● RECORD EXTRACTS:
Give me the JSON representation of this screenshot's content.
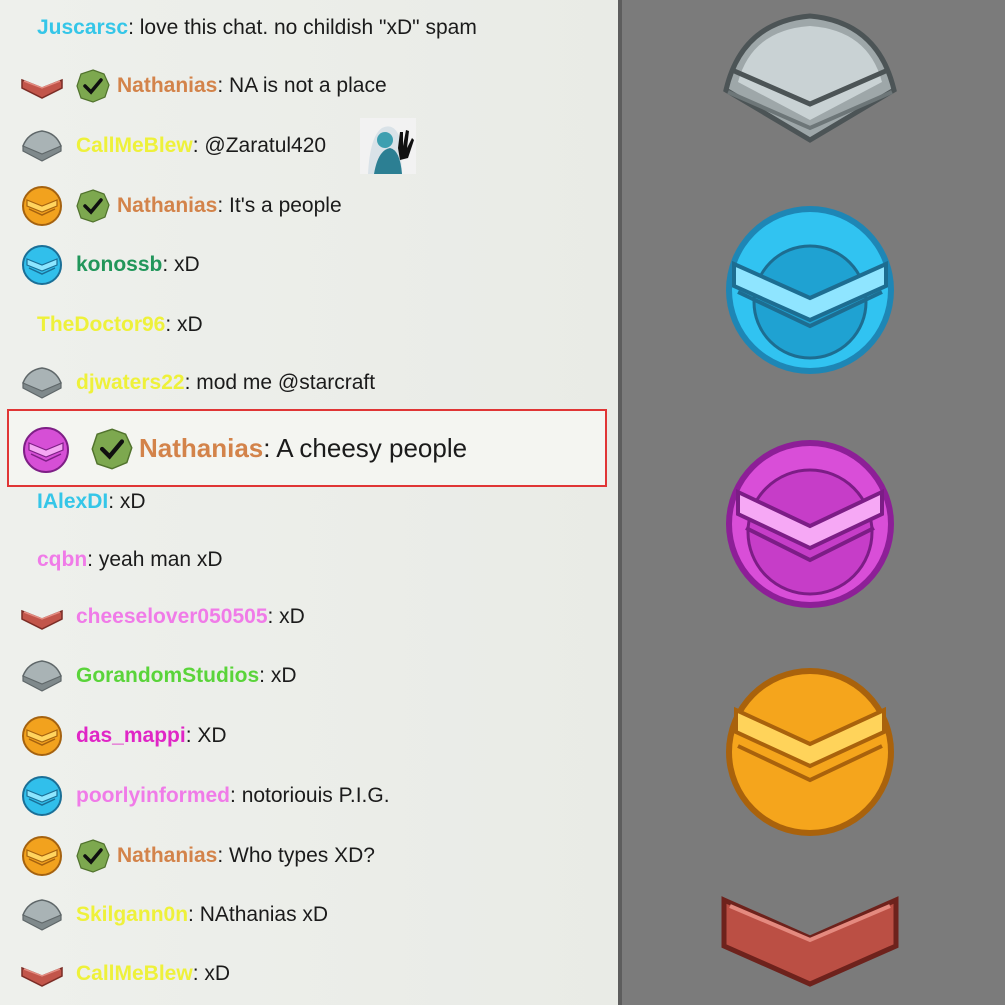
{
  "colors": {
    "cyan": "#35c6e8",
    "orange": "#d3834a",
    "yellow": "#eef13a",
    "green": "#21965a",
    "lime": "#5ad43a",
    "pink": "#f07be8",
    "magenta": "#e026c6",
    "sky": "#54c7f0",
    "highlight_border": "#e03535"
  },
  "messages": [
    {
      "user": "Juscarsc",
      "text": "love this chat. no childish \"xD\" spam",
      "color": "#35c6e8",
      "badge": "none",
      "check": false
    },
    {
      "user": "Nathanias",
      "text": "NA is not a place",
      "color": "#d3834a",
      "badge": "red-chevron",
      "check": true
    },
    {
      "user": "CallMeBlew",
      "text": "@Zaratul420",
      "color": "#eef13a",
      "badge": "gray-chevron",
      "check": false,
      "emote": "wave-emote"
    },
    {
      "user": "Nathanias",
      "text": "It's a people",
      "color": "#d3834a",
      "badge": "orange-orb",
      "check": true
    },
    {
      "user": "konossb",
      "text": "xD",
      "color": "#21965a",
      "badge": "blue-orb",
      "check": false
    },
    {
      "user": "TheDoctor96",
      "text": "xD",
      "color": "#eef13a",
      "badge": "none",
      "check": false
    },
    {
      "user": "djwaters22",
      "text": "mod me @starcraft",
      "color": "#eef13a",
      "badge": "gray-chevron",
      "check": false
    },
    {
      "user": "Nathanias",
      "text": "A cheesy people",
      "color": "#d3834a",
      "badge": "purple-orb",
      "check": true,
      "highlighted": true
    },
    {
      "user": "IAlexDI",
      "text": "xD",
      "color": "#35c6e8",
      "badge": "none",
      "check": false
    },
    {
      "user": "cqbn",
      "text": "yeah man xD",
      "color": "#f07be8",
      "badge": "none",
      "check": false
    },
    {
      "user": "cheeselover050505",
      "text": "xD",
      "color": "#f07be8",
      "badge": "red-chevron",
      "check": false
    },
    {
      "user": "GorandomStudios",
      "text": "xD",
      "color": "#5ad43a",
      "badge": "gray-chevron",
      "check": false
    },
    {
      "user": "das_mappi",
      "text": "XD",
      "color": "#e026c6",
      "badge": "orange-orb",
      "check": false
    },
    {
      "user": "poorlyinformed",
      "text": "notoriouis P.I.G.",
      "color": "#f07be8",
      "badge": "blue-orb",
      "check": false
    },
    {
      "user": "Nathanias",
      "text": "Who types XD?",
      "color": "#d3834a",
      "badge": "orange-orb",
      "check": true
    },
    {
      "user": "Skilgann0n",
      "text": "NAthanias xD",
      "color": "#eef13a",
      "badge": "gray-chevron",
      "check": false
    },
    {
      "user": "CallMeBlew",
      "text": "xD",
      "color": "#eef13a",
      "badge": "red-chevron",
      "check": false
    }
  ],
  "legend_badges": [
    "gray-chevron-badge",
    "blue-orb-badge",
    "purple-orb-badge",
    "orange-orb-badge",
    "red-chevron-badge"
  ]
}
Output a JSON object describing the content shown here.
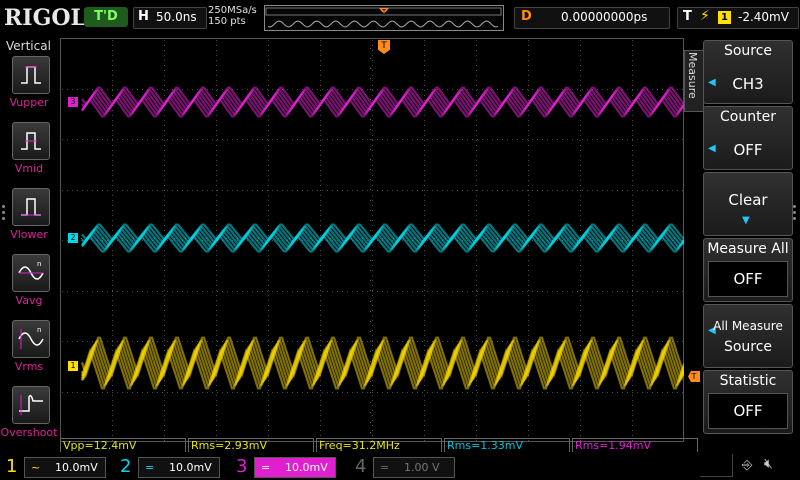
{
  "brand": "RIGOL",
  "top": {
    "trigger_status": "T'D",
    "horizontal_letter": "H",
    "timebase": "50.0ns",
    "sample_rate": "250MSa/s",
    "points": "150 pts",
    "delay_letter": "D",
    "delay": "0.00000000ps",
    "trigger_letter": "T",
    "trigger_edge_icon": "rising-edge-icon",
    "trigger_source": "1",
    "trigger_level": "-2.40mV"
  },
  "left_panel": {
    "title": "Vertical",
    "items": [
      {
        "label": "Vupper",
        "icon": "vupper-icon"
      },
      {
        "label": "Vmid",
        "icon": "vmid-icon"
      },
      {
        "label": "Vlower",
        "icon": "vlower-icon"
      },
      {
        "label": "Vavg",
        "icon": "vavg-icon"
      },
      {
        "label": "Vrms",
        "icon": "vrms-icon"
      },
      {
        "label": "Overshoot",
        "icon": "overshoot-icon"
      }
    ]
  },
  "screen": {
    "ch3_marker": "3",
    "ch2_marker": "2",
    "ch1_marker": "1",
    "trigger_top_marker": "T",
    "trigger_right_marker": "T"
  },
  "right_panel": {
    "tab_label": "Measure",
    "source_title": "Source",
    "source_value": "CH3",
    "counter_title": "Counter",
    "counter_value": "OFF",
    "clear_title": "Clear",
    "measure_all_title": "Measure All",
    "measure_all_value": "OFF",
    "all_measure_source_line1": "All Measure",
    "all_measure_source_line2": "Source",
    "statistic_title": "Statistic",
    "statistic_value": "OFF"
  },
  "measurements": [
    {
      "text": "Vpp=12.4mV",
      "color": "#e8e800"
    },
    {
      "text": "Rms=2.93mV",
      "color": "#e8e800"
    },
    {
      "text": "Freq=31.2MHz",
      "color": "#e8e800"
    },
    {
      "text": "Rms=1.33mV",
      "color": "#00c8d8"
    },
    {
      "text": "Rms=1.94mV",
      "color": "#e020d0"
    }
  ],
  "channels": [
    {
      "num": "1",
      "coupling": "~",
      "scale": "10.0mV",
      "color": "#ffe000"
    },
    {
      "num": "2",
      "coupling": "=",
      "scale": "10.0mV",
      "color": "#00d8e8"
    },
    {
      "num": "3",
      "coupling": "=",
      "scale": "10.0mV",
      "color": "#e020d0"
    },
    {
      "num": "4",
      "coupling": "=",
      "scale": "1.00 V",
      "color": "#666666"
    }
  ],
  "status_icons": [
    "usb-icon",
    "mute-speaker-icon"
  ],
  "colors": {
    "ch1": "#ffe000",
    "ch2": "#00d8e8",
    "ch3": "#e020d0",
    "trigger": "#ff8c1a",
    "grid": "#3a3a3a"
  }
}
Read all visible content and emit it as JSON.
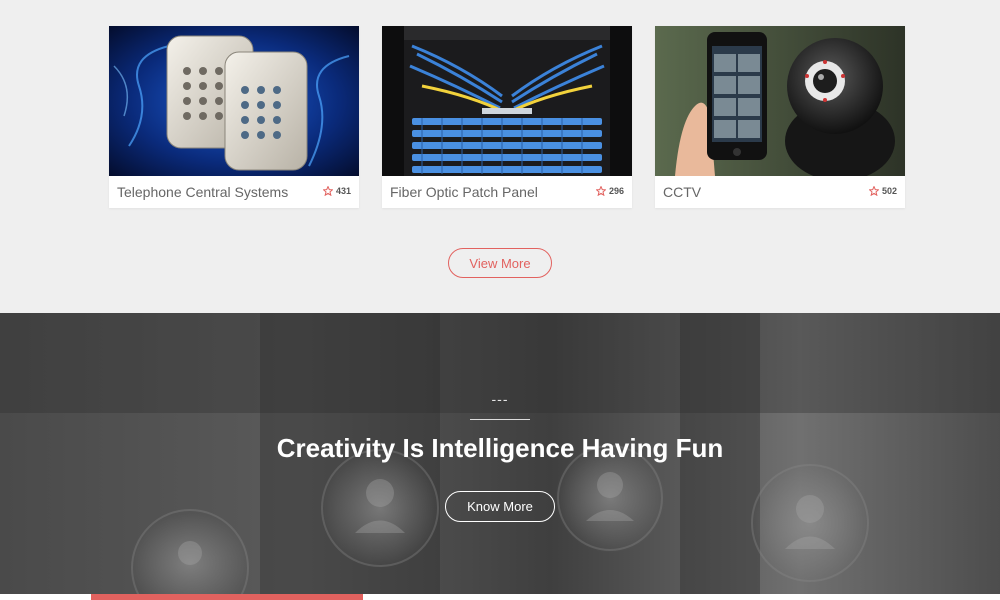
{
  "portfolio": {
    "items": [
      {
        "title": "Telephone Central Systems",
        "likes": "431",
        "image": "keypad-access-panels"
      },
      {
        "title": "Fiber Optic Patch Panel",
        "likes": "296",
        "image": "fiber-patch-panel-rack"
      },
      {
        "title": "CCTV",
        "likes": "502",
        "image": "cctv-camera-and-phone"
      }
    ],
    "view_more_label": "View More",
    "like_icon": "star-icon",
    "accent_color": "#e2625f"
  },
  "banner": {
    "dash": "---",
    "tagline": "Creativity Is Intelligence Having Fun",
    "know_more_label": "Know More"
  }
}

● PROBLEM REQUIREMENTS:
Exclude the pictures. Write out the remaining data exactly.

● TASK RESPONSE:
Give me the JSON representation of this screenshot's content.
{
  "colors": {
    "cyan": "#35c6e8",
    "orange": "#d3834a",
    "yellow": "#eef13a",
    "green": "#21965a",
    "lime": "#5ad43a",
    "pink": "#f07be8",
    "magenta": "#e026c6",
    "sky": "#54c7f0",
    "highlight_border": "#e03535"
  },
  "messages": [
    {
      "user": "Juscarsc",
      "text": "love this chat. no childish \"xD\" spam",
      "color": "#35c6e8",
      "badge": "none",
      "check": false
    },
    {
      "user": "Nathanias",
      "text": "NA is not a place",
      "color": "#d3834a",
      "badge": "red-chevron",
      "check": true
    },
    {
      "user": "CallMeBlew",
      "text": "@Zaratul420",
      "color": "#eef13a",
      "badge": "gray-chevron",
      "check": false,
      "emote": "wave-emote"
    },
    {
      "user": "Nathanias",
      "text": "It's a people",
      "color": "#d3834a",
      "badge": "orange-orb",
      "check": true
    },
    {
      "user": "konossb",
      "text": "xD",
      "color": "#21965a",
      "badge": "blue-orb",
      "check": false
    },
    {
      "user": "TheDoctor96",
      "text": "xD",
      "color": "#eef13a",
      "badge": "none",
      "check": false
    },
    {
      "user": "djwaters22",
      "text": "mod me @starcraft",
      "color": "#eef13a",
      "badge": "gray-chevron",
      "check": false
    },
    {
      "user": "Nathanias",
      "text": "A cheesy people",
      "color": "#d3834a",
      "badge": "purple-orb",
      "check": true,
      "highlighted": true
    },
    {
      "user": "IAlexDI",
      "text": "xD",
      "color": "#35c6e8",
      "badge": "none",
      "check": false
    },
    {
      "user": "cqbn",
      "text": "yeah man xD",
      "color": "#f07be8",
      "badge": "none",
      "check": false
    },
    {
      "user": "cheeselover050505",
      "text": "xD",
      "color": "#f07be8",
      "badge": "red-chevron",
      "check": false
    },
    {
      "user": "GorandomStudios",
      "text": "xD",
      "color": "#5ad43a",
      "badge": "gray-chevron",
      "check": false
    },
    {
      "user": "das_mappi",
      "text": "XD",
      "color": "#e026c6",
      "badge": "orange-orb",
      "check": false
    },
    {
      "user": "poorlyinformed",
      "text": "notoriouis P.I.G.",
      "color": "#f07be8",
      "badge": "blue-orb",
      "check": false
    },
    {
      "user": "Nathanias",
      "text": "Who types XD?",
      "color": "#d3834a",
      "badge": "orange-orb",
      "check": true
    },
    {
      "user": "Skilgann0n",
      "text": "NAthanias xD",
      "color": "#eef13a",
      "badge": "gray-chevron",
      "check": false
    },
    {
      "user": "CallMeBlew",
      "text": "xD",
      "color": "#eef13a",
      "badge": "red-chevron",
      "check": false
    }
  ],
  "legend_badges": [
    "gray-chevron-badge",
    "blue-orb-badge",
    "purple-orb-badge",
    "orange-orb-badge",
    "red-chevron-badge"
  ]
}
Output a JSON object describing the content shown here.
{
  "brand": "RIGOL",
  "top": {
    "trigger_status": "T'D",
    "horizontal_letter": "H",
    "timebase": "50.0ns",
    "sample_rate": "250MSa/s",
    "points": "150 pts",
    "delay_letter": "D",
    "delay": "0.00000000ps",
    "trigger_letter": "T",
    "trigger_edge_icon": "rising-edge-icon",
    "trigger_source": "1",
    "trigger_level": "-2.40mV"
  },
  "left_panel": {
    "title": "Vertical",
    "items": [
      {
        "label": "Vupper",
        "icon": "vupper-icon"
      },
      {
        "label": "Vmid",
        "icon": "vmid-icon"
      },
      {
        "label": "Vlower",
        "icon": "vlower-icon"
      },
      {
        "label": "Vavg",
        "icon": "vavg-icon"
      },
      {
        "label": "Vrms",
        "icon": "vrms-icon"
      },
      {
        "label": "Overshoot",
        "icon": "overshoot-icon"
      }
    ]
  },
  "screen": {
    "ch3_marker": "3",
    "ch2_marker": "2",
    "ch1_marker": "1",
    "trigger_top_marker": "T",
    "trigger_right_marker": "T"
  },
  "right_panel": {
    "tab_label": "Measure",
    "source_title": "Source",
    "source_value": "CH3",
    "counter_title": "Counter",
    "counter_value": "OFF",
    "clear_title": "Clear",
    "measure_all_title": "Measure All",
    "measure_all_value": "OFF",
    "all_measure_source_line1": "All Measure",
    "all_measure_source_line2": "Source",
    "statistic_title": "Statistic",
    "statistic_value": "OFF"
  },
  "measurements": [
    {
      "text": "Vpp=12.4mV",
      "color": "#e8e800"
    },
    {
      "text": "Rms=2.93mV",
      "color": "#e8e800"
    },
    {
      "text": "Freq=31.2MHz",
      "color": "#e8e800"
    },
    {
      "text": "Rms=1.33mV",
      "color": "#00c8d8"
    },
    {
      "text": "Rms=1.94mV",
      "color": "#e020d0"
    }
  ],
  "channels": [
    {
      "num": "1",
      "coupling": "~",
      "scale": "10.0mV",
      "color": "#ffe000"
    },
    {
      "num": "2",
      "coupling": "=",
      "scale": "10.0mV",
      "color": "#00d8e8"
    },
    {
      "num": "3",
      "coupling": "=",
      "scale": "10.0mV",
      "color": "#e020d0"
    },
    {
      "num": "4",
      "coupling": "=",
      "scale": "1.00 V",
      "color": "#666666"
    }
  ],
  "status_icons": [
    "usb-icon",
    "mute-speaker-icon"
  ],
  "colors": {
    "ch1": "#ffe000",
    "ch2": "#00d8e8",
    "ch3": "#e020d0",
    "trigger": "#ff8c1a",
    "grid": "#3a3a3a"
  }
}
Read all visible content and emit it as JSON.
{
  "portfolio": {
    "items": [
      {
        "title": "Telephone Central Systems",
        "likes": "431",
        "image": "keypad-access-panels"
      },
      {
        "title": "Fiber Optic Patch Panel",
        "likes": "296",
        "image": "fiber-patch-panel-rack"
      },
      {
        "title": "CCTV",
        "likes": "502",
        "image": "cctv-camera-and-phone"
      }
    ],
    "view_more_label": "View More",
    "like_icon": "star-icon",
    "accent_color": "#e2625f"
  },
  "banner": {
    "dash": "---",
    "tagline": "Creativity Is Intelligence Having Fun",
    "know_more_label": "Know More"
  }
}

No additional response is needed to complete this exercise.